Stored entries

######

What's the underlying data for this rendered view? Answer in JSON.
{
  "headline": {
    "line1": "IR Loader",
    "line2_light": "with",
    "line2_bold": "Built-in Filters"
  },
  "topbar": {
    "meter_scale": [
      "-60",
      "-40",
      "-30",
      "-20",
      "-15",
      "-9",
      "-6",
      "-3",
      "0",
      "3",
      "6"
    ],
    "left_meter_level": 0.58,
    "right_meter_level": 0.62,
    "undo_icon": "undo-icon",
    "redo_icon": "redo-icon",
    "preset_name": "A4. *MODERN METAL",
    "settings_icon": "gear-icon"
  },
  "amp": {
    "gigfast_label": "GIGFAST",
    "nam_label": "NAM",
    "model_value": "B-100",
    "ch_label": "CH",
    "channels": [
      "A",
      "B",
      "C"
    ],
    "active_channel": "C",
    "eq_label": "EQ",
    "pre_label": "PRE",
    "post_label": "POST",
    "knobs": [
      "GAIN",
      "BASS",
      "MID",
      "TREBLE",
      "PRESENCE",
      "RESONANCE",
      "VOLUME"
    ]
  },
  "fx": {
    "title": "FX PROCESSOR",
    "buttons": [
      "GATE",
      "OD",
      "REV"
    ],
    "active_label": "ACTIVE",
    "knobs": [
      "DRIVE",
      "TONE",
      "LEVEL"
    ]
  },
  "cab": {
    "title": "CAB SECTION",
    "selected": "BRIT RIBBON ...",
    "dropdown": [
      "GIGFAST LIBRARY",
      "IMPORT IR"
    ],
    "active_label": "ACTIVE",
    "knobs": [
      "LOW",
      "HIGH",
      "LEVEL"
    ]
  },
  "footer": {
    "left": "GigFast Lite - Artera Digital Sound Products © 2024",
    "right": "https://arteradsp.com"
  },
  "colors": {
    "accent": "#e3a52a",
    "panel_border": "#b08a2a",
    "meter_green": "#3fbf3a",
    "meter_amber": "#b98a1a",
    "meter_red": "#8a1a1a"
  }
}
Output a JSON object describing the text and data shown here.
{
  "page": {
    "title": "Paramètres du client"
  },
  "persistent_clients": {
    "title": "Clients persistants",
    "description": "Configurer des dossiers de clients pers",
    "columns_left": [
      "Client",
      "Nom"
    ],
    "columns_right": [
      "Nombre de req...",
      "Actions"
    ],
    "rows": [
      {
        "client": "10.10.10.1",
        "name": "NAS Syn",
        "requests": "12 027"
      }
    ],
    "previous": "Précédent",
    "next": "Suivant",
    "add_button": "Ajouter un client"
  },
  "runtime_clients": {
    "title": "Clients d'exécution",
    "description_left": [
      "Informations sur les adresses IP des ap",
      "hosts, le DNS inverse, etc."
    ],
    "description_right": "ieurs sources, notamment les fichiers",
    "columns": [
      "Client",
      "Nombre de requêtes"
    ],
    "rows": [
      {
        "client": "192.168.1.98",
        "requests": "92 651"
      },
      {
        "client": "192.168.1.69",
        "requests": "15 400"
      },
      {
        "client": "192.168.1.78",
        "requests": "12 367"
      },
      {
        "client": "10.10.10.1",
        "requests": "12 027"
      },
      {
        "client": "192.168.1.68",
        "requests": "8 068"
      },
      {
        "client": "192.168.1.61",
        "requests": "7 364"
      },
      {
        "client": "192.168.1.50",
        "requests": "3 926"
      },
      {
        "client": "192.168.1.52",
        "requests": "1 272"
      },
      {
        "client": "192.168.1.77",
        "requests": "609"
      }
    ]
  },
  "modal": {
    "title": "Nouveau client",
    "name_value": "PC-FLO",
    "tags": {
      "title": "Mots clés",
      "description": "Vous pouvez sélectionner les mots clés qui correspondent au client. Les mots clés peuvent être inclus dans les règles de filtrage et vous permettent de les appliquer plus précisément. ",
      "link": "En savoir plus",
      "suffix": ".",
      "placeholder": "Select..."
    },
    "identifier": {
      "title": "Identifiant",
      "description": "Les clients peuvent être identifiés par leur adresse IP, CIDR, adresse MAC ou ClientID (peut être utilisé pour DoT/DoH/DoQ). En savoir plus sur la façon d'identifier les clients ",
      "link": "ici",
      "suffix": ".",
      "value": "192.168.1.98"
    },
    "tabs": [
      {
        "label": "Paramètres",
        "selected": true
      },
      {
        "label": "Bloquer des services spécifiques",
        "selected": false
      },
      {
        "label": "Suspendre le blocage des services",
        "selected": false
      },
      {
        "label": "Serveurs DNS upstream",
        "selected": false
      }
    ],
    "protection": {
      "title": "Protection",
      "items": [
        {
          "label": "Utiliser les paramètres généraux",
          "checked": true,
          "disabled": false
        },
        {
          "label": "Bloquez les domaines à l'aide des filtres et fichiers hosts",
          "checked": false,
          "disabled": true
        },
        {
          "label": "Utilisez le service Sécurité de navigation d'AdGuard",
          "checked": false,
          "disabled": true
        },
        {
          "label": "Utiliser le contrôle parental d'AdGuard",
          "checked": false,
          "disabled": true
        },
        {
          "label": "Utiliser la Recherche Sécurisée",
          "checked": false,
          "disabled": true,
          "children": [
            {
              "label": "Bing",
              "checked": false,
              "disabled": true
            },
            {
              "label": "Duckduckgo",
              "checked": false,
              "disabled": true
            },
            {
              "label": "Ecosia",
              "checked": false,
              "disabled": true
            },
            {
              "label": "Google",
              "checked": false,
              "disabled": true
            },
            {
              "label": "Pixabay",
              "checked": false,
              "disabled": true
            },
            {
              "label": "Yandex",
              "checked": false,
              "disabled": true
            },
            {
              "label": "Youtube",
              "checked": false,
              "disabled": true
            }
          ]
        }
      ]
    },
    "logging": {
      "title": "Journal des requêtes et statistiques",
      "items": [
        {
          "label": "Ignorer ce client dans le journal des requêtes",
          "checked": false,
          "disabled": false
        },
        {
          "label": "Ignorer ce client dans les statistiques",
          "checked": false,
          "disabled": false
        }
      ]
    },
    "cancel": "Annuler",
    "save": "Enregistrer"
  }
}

######

• EXERCISE:
Take the entries above and transcribe them exactly.

• PROBLEM SOLUTION:
What's the underlying data for this rendered view? Answer in JSON.
{
  "headline": {
    "line1": "IR Loader",
    "line2_light": "with",
    "line2_bold": "Built-in Filters"
  },
  "topbar": {
    "meter_scale": [
      "-60",
      "-40",
      "-30",
      "-20",
      "-15",
      "-9",
      "-6",
      "-3",
      "0",
      "3",
      "6"
    ],
    "left_meter_level": 0.58,
    "right_meter_level": 0.62,
    "undo_icon": "undo-icon",
    "redo_icon": "redo-icon",
    "preset_name": "A4. *MODERN METAL",
    "settings_icon": "gear-icon"
  },
  "amp": {
    "gigfast_label": "GIGFAST",
    "nam_label": "NAM",
    "model_value": "B-100",
    "ch_label": "CH",
    "channels": [
      "A",
      "B",
      "C"
    ],
    "active_channel": "C",
    "eq_label": "EQ",
    "pre_label": "PRE",
    "post_label": "POST",
    "knobs": [
      "GAIN",
      "BASS",
      "MID",
      "TREBLE",
      "PRESENCE",
      "RESONANCE",
      "VOLUME"
    ]
  },
  "fx": {
    "title": "FX PROCESSOR",
    "buttons": [
      "GATE",
      "OD",
      "REV"
    ],
    "active_label": "ACTIVE",
    "knobs": [
      "DRIVE",
      "TONE",
      "LEVEL"
    ]
  },
  "cab": {
    "title": "CAB SECTION",
    "selected": "BRIT RIBBON ...",
    "dropdown": [
      "GIGFAST LIBRARY",
      "IMPORT IR"
    ],
    "active_label": "ACTIVE",
    "knobs": [
      "LOW",
      "HIGH",
      "LEVEL"
    ]
  },
  "footer": {
    "left": "GigFast Lite - Artera Digital Sound Products © 2024",
    "right": "https://arteradsp.com"
  },
  "colors": {
    "accent": "#e3a52a",
    "panel_border": "#b08a2a",
    "meter_green": "#3fbf3a",
    "meter_amber": "#b98a1a",
    "meter_red": "#8a1a1a"
  }
}
Output a JSON object describing the text and data shown here.
{
  "page": {
    "title": "Paramètres du client"
  },
  "persistent_clients": {
    "title": "Clients persistants",
    "description": "Configurer des dossiers de clients pers",
    "columns_left": [
      "Client",
      "Nom"
    ],
    "columns_right": [
      "Nombre de req...",
      "Actions"
    ],
    "rows": [
      {
        "client": "10.10.10.1",
        "name": "NAS Syn",
        "requests": "12 027"
      }
    ],
    "previous": "Précédent",
    "next": "Suivant",
    "add_button": "Ajouter un client"
  },
  "runtime_clients": {
    "title": "Clients d'exécution",
    "description_left": [
      "Informations sur les adresses IP des ap",
      "hosts, le DNS inverse, etc."
    ],
    "description_right": "ieurs sources, notamment les fichiers",
    "columns": [
      "Client",
      "Nombre de requêtes"
    ],
    "rows": [
      {
        "client": "192.168.1.98",
        "requests": "92 651"
      },
      {
        "client": "192.168.1.69",
        "requests": "15 400"
      },
      {
        "client": "192.168.1.78",
        "requests": "12 367"
      },
      {
        "client": "10.10.10.1",
        "requests": "12 027"
      },
      {
        "client": "192.168.1.68",
        "requests": "8 068"
      },
      {
        "client": "192.168.1.61",
        "requests": "7 364"
      },
      {
        "client": "192.168.1.50",
        "requests": "3 926"
      },
      {
        "client": "192.168.1.52",
        "requests": "1 272"
      },
      {
        "client": "192.168.1.77",
        "requests": "609"
      }
    ]
  },
  "modal": {
    "title": "Nouveau client",
    "name_value": "PC-FLO",
    "tags": {
      "title": "Mots clés",
      "description": "Vous pouvez sélectionner les mots clés qui correspondent au client. Les mots clés peuvent être inclus dans les règles de filtrage et vous permettent de les appliquer plus précisément. ",
      "link": "En savoir plus",
      "suffix": ".",
      "placeholder": "Select..."
    },
    "identifier": {
      "title": "Identifiant",
      "description": "Les clients peuvent être identifiés par leur adresse IP, CIDR, adresse MAC ou ClientID (peut être utilisé pour DoT/DoH/DoQ). En savoir plus sur la façon d'identifier les clients ",
      "link": "ici",
      "suffix": ".",
      "value": "192.168.1.98"
    },
    "tabs": [
      {
        "label": "Paramètres",
        "selected": true
      },
      {
        "label": "Bloquer des services spécifiques",
        "selected": false
      },
      {
        "label": "Suspendre le blocage des services",
        "selected": false
      },
      {
        "label": "Serveurs DNS upstream",
        "selected": false
      }
    ],
    "protection": {
      "title": "Protection",
      "items": [
        {
          "label": "Utiliser les paramètres généraux",
          "checked": true,
          "disabled": false
        },
        {
          "label": "Bloquez les domaines à l'aide des filtres et fichiers hosts",
          "checked": false,
          "disabled": true
        },
        {
          "label": "Utilisez le service Sécurité de navigation d'AdGuard",
          "checked": false,
          "disabled": true
        },
        {
          "label": "Utiliser le contrôle parental d'AdGuard",
          "checked": false,
          "disabled": true
        },
        {
          "label": "Utiliser la Recherche Sécurisée",
          "checked": false,
          "disabled": true,
          "children": [
            {
              "label": "Bing",
              "checked": false,
              "disabled": true
            },
            {
              "label": "Duckduckgo",
              "checked": false,
              "disabled": true
            },
            {
              "label": "Ecosia",
              "checked": false,
              "disabled": true
            },
            {
              "label": "Google",
              "checked": false,
              "disabled": true
            },
            {
              "label": "Pixabay",
              "checked": false,
              "disabled": true
            },
            {
              "label": "Yandex",
              "checked": false,
              "disabled": true
            },
            {
              "label": "Youtube",
              "checked": false,
              "disabled": true
            }
          ]
        }
      ]
    },
    "logging": {
      "title": "Journal des requêtes et statistiques",
      "items": [
        {
          "label": "Ignorer ce client dans le journal des requêtes",
          "checked": false,
          "disabled": false
        },
        {
          "label": "Ignorer ce client dans les statistiques",
          "checked": false,
          "disabled": false
        }
      ]
    },
    "cancel": "Annuler",
    "save": "Enregistrer"
  }
}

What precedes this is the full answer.